## BEGIN The input

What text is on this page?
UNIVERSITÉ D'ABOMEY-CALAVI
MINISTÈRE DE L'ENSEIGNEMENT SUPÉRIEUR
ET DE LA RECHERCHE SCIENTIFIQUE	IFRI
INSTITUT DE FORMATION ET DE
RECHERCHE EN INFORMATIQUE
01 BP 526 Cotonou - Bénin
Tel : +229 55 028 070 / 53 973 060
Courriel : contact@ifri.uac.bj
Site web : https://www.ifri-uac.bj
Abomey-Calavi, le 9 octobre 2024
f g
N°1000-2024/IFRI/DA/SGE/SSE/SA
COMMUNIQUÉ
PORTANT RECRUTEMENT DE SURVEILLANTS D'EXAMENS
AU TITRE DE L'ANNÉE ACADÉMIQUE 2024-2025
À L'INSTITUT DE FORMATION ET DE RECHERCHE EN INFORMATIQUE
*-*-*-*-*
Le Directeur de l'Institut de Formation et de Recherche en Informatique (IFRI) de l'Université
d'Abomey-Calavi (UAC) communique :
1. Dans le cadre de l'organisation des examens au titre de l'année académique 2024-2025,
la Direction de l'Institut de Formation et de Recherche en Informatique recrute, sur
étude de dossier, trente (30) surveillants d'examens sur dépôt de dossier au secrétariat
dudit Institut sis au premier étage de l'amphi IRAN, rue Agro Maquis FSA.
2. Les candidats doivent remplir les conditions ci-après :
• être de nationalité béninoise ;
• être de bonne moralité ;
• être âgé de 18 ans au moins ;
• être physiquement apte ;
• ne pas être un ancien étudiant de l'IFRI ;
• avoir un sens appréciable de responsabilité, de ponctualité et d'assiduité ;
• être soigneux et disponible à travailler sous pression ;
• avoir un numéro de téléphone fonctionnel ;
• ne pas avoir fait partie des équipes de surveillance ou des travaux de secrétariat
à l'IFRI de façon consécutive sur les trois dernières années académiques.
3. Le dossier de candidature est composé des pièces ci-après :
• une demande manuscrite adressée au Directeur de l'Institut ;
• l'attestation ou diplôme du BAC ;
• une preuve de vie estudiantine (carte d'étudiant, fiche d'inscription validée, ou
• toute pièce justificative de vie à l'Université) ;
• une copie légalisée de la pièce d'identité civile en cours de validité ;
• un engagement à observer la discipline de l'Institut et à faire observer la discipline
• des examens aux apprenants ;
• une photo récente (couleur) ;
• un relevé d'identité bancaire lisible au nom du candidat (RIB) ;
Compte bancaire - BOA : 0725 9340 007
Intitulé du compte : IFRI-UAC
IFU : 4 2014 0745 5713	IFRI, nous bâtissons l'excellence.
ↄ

## END The input

* [Short task]: Write the data out again in full and exactly.

* [Solution to the exercise]:
What text is on this page?
UNIVERSITÉ D'ABOMEY-CALAVI
MINISTÈRE DE L'ENSEIGNEMENT SUPÉRIEUR
ET DE LA RECHERCHE SCIENTIFIQUE	IFRI
INSTITUT DE FORMATION ET DE
RECHERCHE EN INFORMATIQUE
01 BP 526 Cotonou - Bénin
Tel : +229 55 028 070 / 53 973 060
Courriel : contact@ifri.uac.bj
Site web : https://www.ifri-uac.bj
Abomey-Calavi, le 9 octobre 2024
f g
N°1000-2024/IFRI/DA/SGE/SSE/SA
COMMUNIQUÉ
PORTANT RECRUTEMENT DE SURVEILLANTS D'EXAMENS
AU TITRE DE L'ANNÉE ACADÉMIQUE 2024-2025
À L'INSTITUT DE FORMATION ET DE RECHERCHE EN INFORMATIQUE
*-*-*-*-*
Le Directeur de l'Institut de Formation et de Recherche en Informatique (IFRI) de l'Université
d'Abomey-Calavi (UAC) communique :
1. Dans le cadre de l'organisation des examens au titre de l'année académique 2024-2025,
la Direction de l'Institut de Formation et de Recherche en Informatique recrute, sur
étude de dossier, trente (30) surveillants d'examens sur dépôt de dossier au secrétariat
dudit Institut sis au premier étage de l'amphi IRAN, rue Agro Maquis FSA.
2. Les candidats doivent remplir les conditions ci-après :
• être de nationalité béninoise ;
• être de bonne moralité ;
• être âgé de 18 ans au moins ;
• être physiquement apte ;
• ne pas être un ancien étudiant de l'IFRI ;
• avoir un sens appréciable de responsabilité, de ponctualité et d'assiduité ;
• être soigneux et disponible à travailler sous pression ;
• avoir un numéro de téléphone fonctionnel ;
• ne pas avoir fait partie des équipes de surveillance ou des travaux de secrétariat
à l'IFRI de façon consécutive sur les trois dernières années académiques.
3. Le dossier de candidature est composé des pièces ci-après :
• une demande manuscrite adressée au Directeur de l'Institut ;
• l'attestation ou diplôme du BAC ;
• une preuve de vie estudiantine (carte d'étudiant, fiche d'inscription validée, ou
• toute pièce justificative de vie à l'Université) ;
• une copie légalisée de la pièce d'identité civile en cours de validité ;
• un engagement à observer la discipline de l'Institut et à faire observer la discipline
• des examens aux apprenants ;
• une photo récente (couleur) ;
• un relevé d'identité bancaire lisible au nom du candidat (RIB) ;
Compte bancaire - BOA : 0725 9340 007
Intitulé du compte : IFRI-UAC
IFU : 4 2014 0745 5713	IFRI, nous bâtissons l'excellence.
ↄ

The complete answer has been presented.